** start DATA ENTRIES **

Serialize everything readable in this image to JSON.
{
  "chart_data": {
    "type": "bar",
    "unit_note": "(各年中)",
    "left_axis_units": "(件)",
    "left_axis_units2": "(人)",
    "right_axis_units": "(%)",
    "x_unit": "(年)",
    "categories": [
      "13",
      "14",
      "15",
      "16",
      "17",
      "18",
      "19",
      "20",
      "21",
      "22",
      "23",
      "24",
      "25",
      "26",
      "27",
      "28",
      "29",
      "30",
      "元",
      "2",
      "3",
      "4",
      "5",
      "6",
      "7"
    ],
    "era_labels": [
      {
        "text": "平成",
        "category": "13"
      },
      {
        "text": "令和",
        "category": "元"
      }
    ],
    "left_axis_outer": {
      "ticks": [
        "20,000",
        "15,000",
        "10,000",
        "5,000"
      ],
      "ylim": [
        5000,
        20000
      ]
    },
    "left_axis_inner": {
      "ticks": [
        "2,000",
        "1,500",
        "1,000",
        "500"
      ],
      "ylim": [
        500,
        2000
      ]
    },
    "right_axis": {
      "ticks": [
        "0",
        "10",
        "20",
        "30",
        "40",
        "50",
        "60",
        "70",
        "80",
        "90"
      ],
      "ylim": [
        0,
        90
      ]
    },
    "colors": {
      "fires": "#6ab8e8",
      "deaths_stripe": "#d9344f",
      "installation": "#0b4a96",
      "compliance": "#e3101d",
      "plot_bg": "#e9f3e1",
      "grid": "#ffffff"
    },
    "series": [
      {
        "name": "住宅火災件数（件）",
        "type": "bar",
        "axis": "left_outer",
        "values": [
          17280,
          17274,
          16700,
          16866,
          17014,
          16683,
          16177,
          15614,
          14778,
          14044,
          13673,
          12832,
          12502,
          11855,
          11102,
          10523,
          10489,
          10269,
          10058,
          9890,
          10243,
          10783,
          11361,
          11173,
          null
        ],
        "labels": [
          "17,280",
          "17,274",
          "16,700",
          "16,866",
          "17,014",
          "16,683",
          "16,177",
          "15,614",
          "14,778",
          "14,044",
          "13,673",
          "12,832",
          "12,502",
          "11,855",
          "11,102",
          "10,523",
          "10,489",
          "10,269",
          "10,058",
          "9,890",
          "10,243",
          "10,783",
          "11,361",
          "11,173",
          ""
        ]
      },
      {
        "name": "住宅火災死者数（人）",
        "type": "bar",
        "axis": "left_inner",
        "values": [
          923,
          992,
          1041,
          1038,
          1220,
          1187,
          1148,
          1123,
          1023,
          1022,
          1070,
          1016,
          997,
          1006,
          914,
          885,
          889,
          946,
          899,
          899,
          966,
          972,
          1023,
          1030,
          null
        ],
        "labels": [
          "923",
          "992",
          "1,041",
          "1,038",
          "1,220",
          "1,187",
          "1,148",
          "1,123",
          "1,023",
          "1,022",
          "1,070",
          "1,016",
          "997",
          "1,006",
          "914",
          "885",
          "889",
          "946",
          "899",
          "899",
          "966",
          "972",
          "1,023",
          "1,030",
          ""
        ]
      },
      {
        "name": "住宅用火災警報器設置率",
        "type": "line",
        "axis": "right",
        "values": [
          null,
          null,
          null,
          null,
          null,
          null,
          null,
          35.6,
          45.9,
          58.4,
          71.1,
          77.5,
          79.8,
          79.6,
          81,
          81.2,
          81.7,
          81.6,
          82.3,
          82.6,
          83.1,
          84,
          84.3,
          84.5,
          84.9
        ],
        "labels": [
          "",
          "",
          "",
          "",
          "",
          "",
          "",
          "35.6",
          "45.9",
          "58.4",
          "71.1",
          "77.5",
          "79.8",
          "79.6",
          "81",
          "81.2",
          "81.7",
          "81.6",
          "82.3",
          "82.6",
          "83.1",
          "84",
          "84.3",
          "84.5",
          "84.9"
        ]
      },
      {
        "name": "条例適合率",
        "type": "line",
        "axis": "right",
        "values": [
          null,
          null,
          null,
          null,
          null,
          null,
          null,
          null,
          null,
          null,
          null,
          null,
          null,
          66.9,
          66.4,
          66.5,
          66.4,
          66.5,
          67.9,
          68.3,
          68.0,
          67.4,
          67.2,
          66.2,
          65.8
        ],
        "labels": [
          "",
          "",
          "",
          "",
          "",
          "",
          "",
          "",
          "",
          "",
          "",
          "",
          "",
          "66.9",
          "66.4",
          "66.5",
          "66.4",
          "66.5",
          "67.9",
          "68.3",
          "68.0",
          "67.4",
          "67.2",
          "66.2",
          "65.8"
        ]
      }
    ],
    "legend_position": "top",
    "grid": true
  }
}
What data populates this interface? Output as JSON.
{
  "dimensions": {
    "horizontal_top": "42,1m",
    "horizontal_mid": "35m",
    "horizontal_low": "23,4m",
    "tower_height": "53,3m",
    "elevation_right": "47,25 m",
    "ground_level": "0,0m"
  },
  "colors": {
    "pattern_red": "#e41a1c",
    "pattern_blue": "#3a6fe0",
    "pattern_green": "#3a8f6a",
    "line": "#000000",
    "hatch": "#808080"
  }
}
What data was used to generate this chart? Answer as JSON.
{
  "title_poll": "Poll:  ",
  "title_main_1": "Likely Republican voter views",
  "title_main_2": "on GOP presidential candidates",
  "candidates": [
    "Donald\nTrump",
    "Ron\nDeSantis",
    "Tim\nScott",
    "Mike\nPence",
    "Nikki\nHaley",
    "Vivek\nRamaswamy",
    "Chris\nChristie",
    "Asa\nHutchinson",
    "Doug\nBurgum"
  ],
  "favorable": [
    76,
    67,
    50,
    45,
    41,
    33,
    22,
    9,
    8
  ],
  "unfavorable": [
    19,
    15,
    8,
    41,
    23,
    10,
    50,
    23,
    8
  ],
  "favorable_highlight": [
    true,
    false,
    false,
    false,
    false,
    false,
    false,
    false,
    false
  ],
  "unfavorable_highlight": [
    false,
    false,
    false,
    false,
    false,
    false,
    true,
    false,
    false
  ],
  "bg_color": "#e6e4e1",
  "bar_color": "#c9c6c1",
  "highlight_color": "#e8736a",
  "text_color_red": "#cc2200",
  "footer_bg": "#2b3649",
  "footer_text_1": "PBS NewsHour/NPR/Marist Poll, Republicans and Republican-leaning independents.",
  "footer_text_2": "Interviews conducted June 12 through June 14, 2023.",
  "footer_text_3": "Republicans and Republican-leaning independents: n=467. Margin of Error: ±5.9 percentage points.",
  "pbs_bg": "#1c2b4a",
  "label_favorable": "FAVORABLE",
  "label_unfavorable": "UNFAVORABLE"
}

** end DATA ENTRIES **

WRITTEN INSTRUCTION: Pull out every line of the entries that includes the word "Poll".

EXPECTED ANSWER:
  "title_poll": "Poll:  ",
  "footer_text_1": "PBS NewsHour/NPR/Marist Poll, Republicans and Republican-leaning independents.",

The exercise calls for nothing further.